▶ [The exercise] Copy every record below, exactly as written.
────
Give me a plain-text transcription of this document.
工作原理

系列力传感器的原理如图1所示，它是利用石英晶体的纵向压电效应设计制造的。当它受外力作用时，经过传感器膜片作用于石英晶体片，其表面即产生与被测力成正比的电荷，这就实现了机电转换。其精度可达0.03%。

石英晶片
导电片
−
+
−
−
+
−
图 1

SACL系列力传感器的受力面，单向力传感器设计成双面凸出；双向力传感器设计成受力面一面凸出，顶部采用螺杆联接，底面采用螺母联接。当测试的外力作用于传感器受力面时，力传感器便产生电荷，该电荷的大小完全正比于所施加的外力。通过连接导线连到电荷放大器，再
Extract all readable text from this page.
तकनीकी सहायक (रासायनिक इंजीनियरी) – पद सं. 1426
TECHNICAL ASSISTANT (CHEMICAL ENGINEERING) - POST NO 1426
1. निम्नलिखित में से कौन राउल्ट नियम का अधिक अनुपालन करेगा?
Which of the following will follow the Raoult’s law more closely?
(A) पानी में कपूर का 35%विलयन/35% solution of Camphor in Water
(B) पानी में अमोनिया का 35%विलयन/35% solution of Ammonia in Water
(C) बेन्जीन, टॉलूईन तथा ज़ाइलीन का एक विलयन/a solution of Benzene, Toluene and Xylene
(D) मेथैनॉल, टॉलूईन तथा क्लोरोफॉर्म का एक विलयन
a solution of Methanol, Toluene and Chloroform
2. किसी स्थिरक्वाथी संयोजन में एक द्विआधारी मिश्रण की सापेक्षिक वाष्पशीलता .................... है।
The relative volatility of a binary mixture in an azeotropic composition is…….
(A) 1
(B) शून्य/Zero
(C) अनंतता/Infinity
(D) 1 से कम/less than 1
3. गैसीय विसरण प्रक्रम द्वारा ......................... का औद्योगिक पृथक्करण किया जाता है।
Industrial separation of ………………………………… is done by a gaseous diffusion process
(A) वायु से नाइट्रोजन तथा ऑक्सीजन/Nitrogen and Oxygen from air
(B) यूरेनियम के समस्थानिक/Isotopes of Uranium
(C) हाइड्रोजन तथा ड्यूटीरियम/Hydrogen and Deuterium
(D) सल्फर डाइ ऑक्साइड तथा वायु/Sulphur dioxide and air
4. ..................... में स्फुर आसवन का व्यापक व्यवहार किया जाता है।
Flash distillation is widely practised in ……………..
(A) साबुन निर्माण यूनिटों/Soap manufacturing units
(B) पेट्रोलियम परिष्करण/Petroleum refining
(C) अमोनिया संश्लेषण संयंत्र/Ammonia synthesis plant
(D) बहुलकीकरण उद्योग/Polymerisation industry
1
────
▶ [Exercise solution]
Give me a plain-text transcription of this document.
工作原理

系列力传感器的原理如图1所示，它是利用石英晶体的纵向压电效应设计制造的。当它受外力作用时，经过传感器膜片作用于石英晶体片，其表面即产生与被测力成正比的电荷，这就实现了机电转换。其精度可达0.03%。

石英晶片
导电片
−
+
−
−
+
−
图 1

SACL系列力传感器的受力面，单向力传感器设计成双面凸出；双向力传感器设计成受力面一面凸出，顶部采用螺杆联接，底面采用螺母联接。当测试的外力作用于传感器受力面时，力传感器便产生电荷，该电荷的大小完全正比于所施加的外力。通过连接导线连到电荷放大器，再
Extract all readable text from this page.
तकनीकी सहायक (रासायनिक इंजीनियरी) – पद सं. 1426
TECHNICAL ASSISTANT (CHEMICAL ENGINEERING) - POST NO 1426
1. निम्नलिखित में से कौन राउल्ट नियम का अधिक अनुपालन करेगा?
Which of the following will follow the Raoult’s law more closely?
(A) पानी में कपूर का 35%विलयन/35% solution of Camphor in Water
(B) पानी में अमोनिया का 35%विलयन/35% solution of Ammonia in Water
(C) बेन्जीन, टॉलूईन तथा ज़ाइलीन का एक विलयन/a solution of Benzene, Toluene and Xylene
(D) मेथैनॉल, टॉलूईन तथा क्लोरोफॉर्म का एक विलयन
a solution of Methanol, Toluene and Chloroform
2. किसी स्थिरक्वाथी संयोजन में एक द्विआधारी मिश्रण की सापेक्षिक वाष्पशीलता .................... है।
The relative volatility of a binary mixture in an azeotropic composition is…….
(A) 1
(B) शून्य/Zero
(C) अनंतता/Infinity
(D) 1 से कम/less than 1
3. गैसीय विसरण प्रक्रम द्वारा ......................... का औद्योगिक पृथक्करण किया जाता है।
Industrial separation of ………………………………… is done by a gaseous diffusion process
(A) वायु से नाइट्रोजन तथा ऑक्सीजन/Nitrogen and Oxygen from air
(B) यूरेनियम के समस्थानिक/Isotopes of Uranium
(C) हाइड्रोजन तथा ड्यूटीरियम/Hydrogen and Deuterium
(D) सल्फर डाइ ऑक्साइड तथा वायु/Sulphur dioxide and air
4. ..................... में स्फुर आसवन का व्यापक व्यवहार किया जाता है।
Flash distillation is widely practised in ……………..
(A) साबुन निर्माण यूनिटों/Soap manufacturing units
(B) पेट्रोलियम परिष्करण/Petroleum refining
(C) अमोनिया संश्लेषण संयंत्र/Ammonia synthesis plant
(D) बहुलकीकरण उद्योग/Polymerisation industry
1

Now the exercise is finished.